> **WRITTEN REQUEST**: Every record here should be printed again exactly.

(Stored data entries)

__________

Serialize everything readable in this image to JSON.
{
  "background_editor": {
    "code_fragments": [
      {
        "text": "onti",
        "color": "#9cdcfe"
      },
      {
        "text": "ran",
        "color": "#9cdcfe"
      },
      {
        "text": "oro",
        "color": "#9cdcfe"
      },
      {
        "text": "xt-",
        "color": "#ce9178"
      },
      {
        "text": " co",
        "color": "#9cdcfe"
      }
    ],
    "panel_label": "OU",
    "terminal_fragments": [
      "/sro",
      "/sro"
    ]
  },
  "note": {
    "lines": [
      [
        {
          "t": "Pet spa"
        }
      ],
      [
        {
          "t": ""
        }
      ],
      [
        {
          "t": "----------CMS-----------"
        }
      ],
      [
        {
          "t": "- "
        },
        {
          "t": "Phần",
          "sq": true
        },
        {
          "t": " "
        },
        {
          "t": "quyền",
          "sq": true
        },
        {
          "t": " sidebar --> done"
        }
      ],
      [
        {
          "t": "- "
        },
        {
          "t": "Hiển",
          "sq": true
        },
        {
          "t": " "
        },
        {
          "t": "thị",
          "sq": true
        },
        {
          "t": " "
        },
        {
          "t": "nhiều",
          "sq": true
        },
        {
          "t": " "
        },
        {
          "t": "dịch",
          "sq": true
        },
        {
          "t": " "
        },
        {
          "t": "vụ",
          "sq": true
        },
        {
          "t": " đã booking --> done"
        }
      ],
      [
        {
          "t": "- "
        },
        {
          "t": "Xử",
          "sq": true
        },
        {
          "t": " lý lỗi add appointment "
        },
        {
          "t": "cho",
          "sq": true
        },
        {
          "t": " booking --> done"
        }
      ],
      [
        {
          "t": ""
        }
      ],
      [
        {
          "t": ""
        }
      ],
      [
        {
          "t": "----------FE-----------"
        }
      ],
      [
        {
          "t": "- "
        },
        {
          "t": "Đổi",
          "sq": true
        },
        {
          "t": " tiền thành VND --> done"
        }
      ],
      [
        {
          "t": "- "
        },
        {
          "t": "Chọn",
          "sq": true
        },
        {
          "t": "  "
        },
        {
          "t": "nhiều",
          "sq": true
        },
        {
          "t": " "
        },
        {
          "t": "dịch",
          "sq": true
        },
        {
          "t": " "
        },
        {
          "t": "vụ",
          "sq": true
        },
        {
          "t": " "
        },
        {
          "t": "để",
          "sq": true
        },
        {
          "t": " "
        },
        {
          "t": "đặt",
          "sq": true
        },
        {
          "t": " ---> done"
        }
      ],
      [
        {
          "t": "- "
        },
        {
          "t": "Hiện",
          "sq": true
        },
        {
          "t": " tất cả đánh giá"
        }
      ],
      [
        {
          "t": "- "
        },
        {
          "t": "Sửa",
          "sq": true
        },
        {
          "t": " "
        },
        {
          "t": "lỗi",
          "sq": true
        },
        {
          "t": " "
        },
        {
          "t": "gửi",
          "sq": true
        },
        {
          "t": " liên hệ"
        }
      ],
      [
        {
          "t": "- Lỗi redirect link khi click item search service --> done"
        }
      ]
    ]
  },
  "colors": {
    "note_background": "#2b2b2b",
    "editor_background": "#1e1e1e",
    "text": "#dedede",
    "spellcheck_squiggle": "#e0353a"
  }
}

__________

> **RESPONSE**:
Serialize everything readable in this image to JSON.
{
  "background_editor": {
    "code_fragments": [
      {
        "text": "onti",
        "color": "#9cdcfe"
      },
      {
        "text": "ran",
        "color": "#9cdcfe"
      },
      {
        "text": "oro",
        "color": "#9cdcfe"
      },
      {
        "text": "xt-",
        "color": "#ce9178"
      },
      {
        "text": " co",
        "color": "#9cdcfe"
      }
    ],
    "panel_label": "OU",
    "terminal_fragments": [
      "/sro",
      "/sro"
    ]
  },
  "note": {
    "lines": [
      [
        {
          "t": "Pet spa"
        }
      ],
      [
        {
          "t": ""
        }
      ],
      [
        {
          "t": "----------CMS-----------"
        }
      ],
      [
        {
          "t": "- "
        },
        {
          "t": "Phần",
          "sq": true
        },
        {
          "t": " "
        },
        {
          "t": "quyền",
          "sq": true
        },
        {
          "t": " sidebar --> done"
        }
      ],
      [
        {
          "t": "- "
        },
        {
          "t": "Hiển",
          "sq": true
        },
        {
          "t": " "
        },
        {
          "t": "thị",
          "sq": true
        },
        {
          "t": " "
        },
        {
          "t": "nhiều",
          "sq": true
        },
        {
          "t": " "
        },
        {
          "t": "dịch",
          "sq": true
        },
        {
          "t": " "
        },
        {
          "t": "vụ",
          "sq": true
        },
        {
          "t": " đã booking --> done"
        }
      ],
      [
        {
          "t": "- "
        },
        {
          "t": "Xử",
          "sq": true
        },
        {
          "t": " lý lỗi add appointment "
        },
        {
          "t": "cho",
          "sq": true
        },
        {
          "t": " booking --> done"
        }
      ],
      [
        {
          "t": ""
        }
      ],
      [
        {
          "t": ""
        }
      ],
      [
        {
          "t": "----------FE-----------"
        }
      ],
      [
        {
          "t": "- "
        },
        {
          "t": "Đổi",
          "sq": true
        },
        {
          "t": " tiền thành VND --> done"
        }
      ],
      [
        {
          "t": "- "
        },
        {
          "t": "Chọn",
          "sq": true
        },
        {
          "t": "  "
        },
        {
          "t": "nhiều",
          "sq": true
        },
        {
          "t": " "
        },
        {
          "t": "dịch",
          "sq": true
        },
        {
          "t": " "
        },
        {
          "t": "vụ",
          "sq": true
        },
        {
          "t": " "
        },
        {
          "t": "để",
          "sq": true
        },
        {
          "t": " "
        },
        {
          "t": "đặt",
          "sq": true
        },
        {
          "t": " ---> done"
        }
      ],
      [
        {
          "t": "- "
        },
        {
          "t": "Hiện",
          "sq": true
        },
        {
          "t": " tất cả đánh giá"
        }
      ],
      [
        {
          "t": "- "
        },
        {
          "t": "Sửa",
          "sq": true
        },
        {
          "t": " "
        },
        {
          "t": "lỗi",
          "sq": true
        },
        {
          "t": " "
        },
        {
          "t": "gửi",
          "sq": true
        },
        {
          "t": " liên hệ"
        }
      ],
      [
        {
          "t": "- Lỗi redirect link khi click item search service --> done"
        }
      ]
    ]
  },
  "colors": {
    "note_background": "#2b2b2b",
    "editor_background": "#1e1e1e",
    "text": "#dedede",
    "spellcheck_squiggle": "#e0353a"
  }
}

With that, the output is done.